***** TEXT
The track wheel in the IntelliMouse is largely free moving (isotonic) but with a detent mechanism. Each detent step corresponds to one line of scrolling. The wheel works in position control mode. Position control requires repeated release-reengage for long movement. In the case of the track wheel, the user can quickly repeat the stroking of the wheel. The IntelliMouse provide two additional modes of scrolling; both turn the mouse itself into a rate control device. As analyzed earlier, an isotonic device lacks the self centering effect that is desirable in rate control. In one mode of the IntelliMouse, the user presses down the wheel, which is also a button, to engage in rate control scrolling. The more the mouse is moved from where the wheel is pressed down, the faster the document scrolls. When the user releases the wheel, scrolling stops. In the second mode, the user presses and releases the wheel (click) to start the rate control scrolling. Any following click, either on the wheel or on other buttons stops the scrolling. In both cases, a visual anchor is left on the screen to indicate where the rate control scrolling starts. This may help the lack of centering effect in the mouse for rate control, but such a centering feedback comes from the visual channel, not the haptic feel.

As with the JSMouse, the user can use either the index finger, or the middle finger to roll the track wheel for scrolling. Pointing is done by normal mouse movement.

2.3. Two handed joystick and mouse

The third method we studied was a two-handed input method. A keyboard with a TrackPoint IIITM (between the G, H, B keys, as in IBM Thinkpad computers) and a standard mouse were used in this method (Figure 3). The user operates the joystick with non-dominant hand to do scrolling and manipulates the mouse with the dominant hand to do pointing.

The idea of using the non-dominant hand for a scrolling task has been advocated by researchers such as Buxton (1986) for over a decade. Scrolling was also one of the first scenarios in which two handed input was experimentally demonstrated to be superior to the standard one handed input. Equipping subjects' non-dominant hand with two strips of touch-sensitive tablet and their dominant hand with a puck on a graphics tablet, Buxton and Myers (1986) studied users' performance in a text document navigation (jump or scroll) and selection (pointing) task. In that experiment the subjects used their non-dominant hand to jump (one strip that was absolute position sensitive) or scroll (another strip that was relative movement sensitive) the document and used the dominant hand to select targets. With such a two-handed set-up, 15% (for expert users) to 25% (for novice) performance improvement was measured.
**********
> _THE EXERCISE_:
Answer these questions from the text on scrolling methods:
(a) How much scrolling does each detent step of the IntelliMouse track wheel produce?
(b) Where on the keyboard is the TrackPoint in the two-handed method?
(c) What performance improvement did Buxton and Myers measure for novice users?
***** ENTRIES PROVIDED
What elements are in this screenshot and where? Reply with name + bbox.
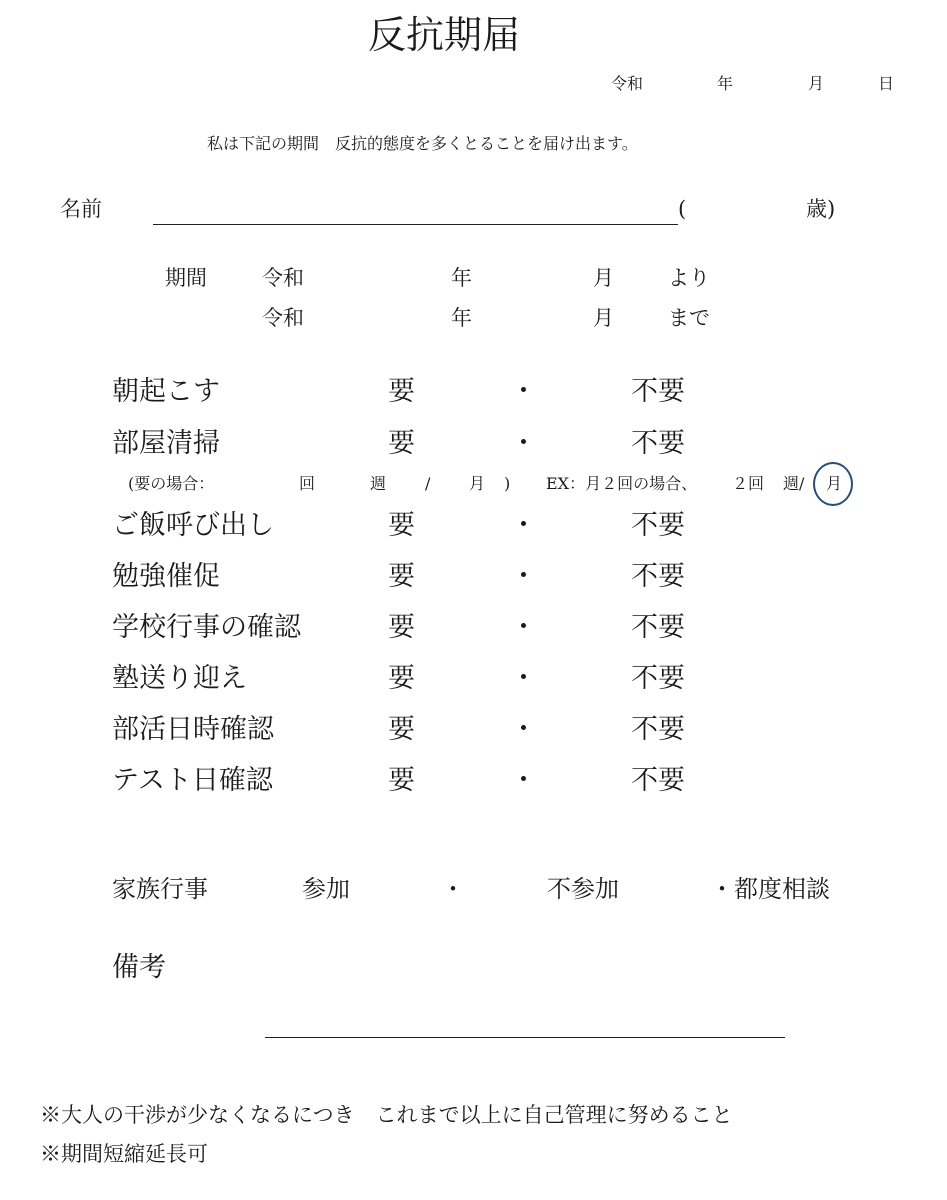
item-yes-option: 要 xyxy=(388,714,415,745)
cleaning-note-example-times: ２回 xyxy=(732,474,765,493)
item-yes-option: 要 xyxy=(388,510,415,541)
item-separator: ・ xyxy=(510,612,537,643)
intro-statement: 私は下記の期間 反抗的態度を多くとることを届け出ます。 xyxy=(207,134,638,153)
item-no-option: 不要 xyxy=(631,714,685,745)
item-no-option: 不要 xyxy=(631,428,685,459)
item-no-option: 不要 xyxy=(631,510,685,541)
date-year-unit: 年 xyxy=(717,74,734,93)
item-label: 学校行事の確認 xyxy=(112,612,301,643)
cleaning-note-close: ) xyxy=(504,474,511,493)
item-separator: ・ xyxy=(510,663,537,694)
period-from-year: 年 xyxy=(451,266,472,290)
item-yes-option: 要 xyxy=(388,663,415,694)
item-label: 朝起こす xyxy=(112,376,220,407)
note-line: ※大人の干渉が少なくなるにつき これまで以上に自己管理に努めること xyxy=(40,1103,733,1127)
family-events-label: 家族行事 xyxy=(112,875,208,903)
item-yes-option: 要 xyxy=(388,561,415,592)
item-no-option: 不要 xyxy=(631,663,685,694)
item-yes-option: 要 xyxy=(388,376,415,407)
cleaning-note-times: 回 xyxy=(299,474,316,493)
item-no-option: 不要 xyxy=(631,561,685,592)
period-to-suffix: まで xyxy=(668,306,710,330)
document-title: 反抗期届 xyxy=(368,13,521,57)
cleaning-note-week: 週 xyxy=(370,474,387,493)
note-line: ※期間短縮延長可 xyxy=(40,1142,208,1166)
item-label: 部活日時確認 xyxy=(112,714,274,745)
cleaning-note-example-week: 週/ xyxy=(783,474,805,493)
cleaning-note-month: 月 xyxy=(469,474,486,493)
family-no-join-option: 不参加 xyxy=(547,875,619,903)
item-separator: ・ xyxy=(510,561,537,592)
date-day-unit: 日 xyxy=(878,74,895,93)
family-consult-option: ・都度相談 xyxy=(710,875,830,903)
remarks-underline xyxy=(265,1037,785,1038)
period-from-era: 令和 xyxy=(262,266,304,290)
item-yes-option: 要 xyxy=(388,612,415,643)
cleaning-note-example-month: 月 xyxy=(826,474,843,493)
example-circle-mark xyxy=(813,462,853,506)
period-to-year: 年 xyxy=(451,306,472,330)
item-label: 部屋清掃 xyxy=(112,428,220,459)
item-separator: ・ xyxy=(510,376,537,407)
item-separator: ・ xyxy=(510,714,537,745)
item-no-option: 不要 xyxy=(631,376,685,407)
item-separator: ・ xyxy=(510,765,537,796)
age-unit: 歳) xyxy=(806,197,836,221)
item-separator: ・ xyxy=(510,510,537,541)
period-to-era: 令和 xyxy=(262,306,304,330)
family-join-option: 参加 xyxy=(302,875,350,903)
item-label: 塾送り迎え xyxy=(112,663,247,694)
period-to-month: 月 xyxy=(593,306,614,330)
cleaning-note-slash: / xyxy=(425,474,431,493)
date-month-unit: 月 xyxy=(808,74,825,93)
remarks-label: 備考 xyxy=(112,952,166,983)
item-label: ご飯呼び出し xyxy=(112,510,274,541)
item-yes-option: 要 xyxy=(388,428,415,459)
period-from-suffix: より xyxy=(668,266,710,290)
name-label: 名前 xyxy=(60,197,102,221)
cleaning-note-open: (要の場合： xyxy=(128,474,215,493)
item-no-option: 不要 xyxy=(631,765,685,796)
period-label: 期間 xyxy=(165,266,207,290)
period-from-month: 月 xyxy=(593,266,614,290)
item-no-option: 不要 xyxy=(631,612,685,643)
date-era: 令和 xyxy=(611,74,644,93)
item-label: 勉強催促 xyxy=(112,561,220,592)
item-separator: ・ xyxy=(510,428,537,459)
name-open-paren: ( xyxy=(678,197,687,221)
name-underline xyxy=(153,224,678,225)
item-yes-option: 要 xyxy=(388,765,415,796)
item-label: テスト日確認 xyxy=(112,765,273,796)
family-separator: ・ xyxy=(441,875,465,903)
cleaning-note-example: EX：月２回の場合、 xyxy=(546,474,698,493)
**********
> _IN RESPONSE_:
(a) One line of scrolling.
(b) Between the G, H, B keys.
(c) 25%.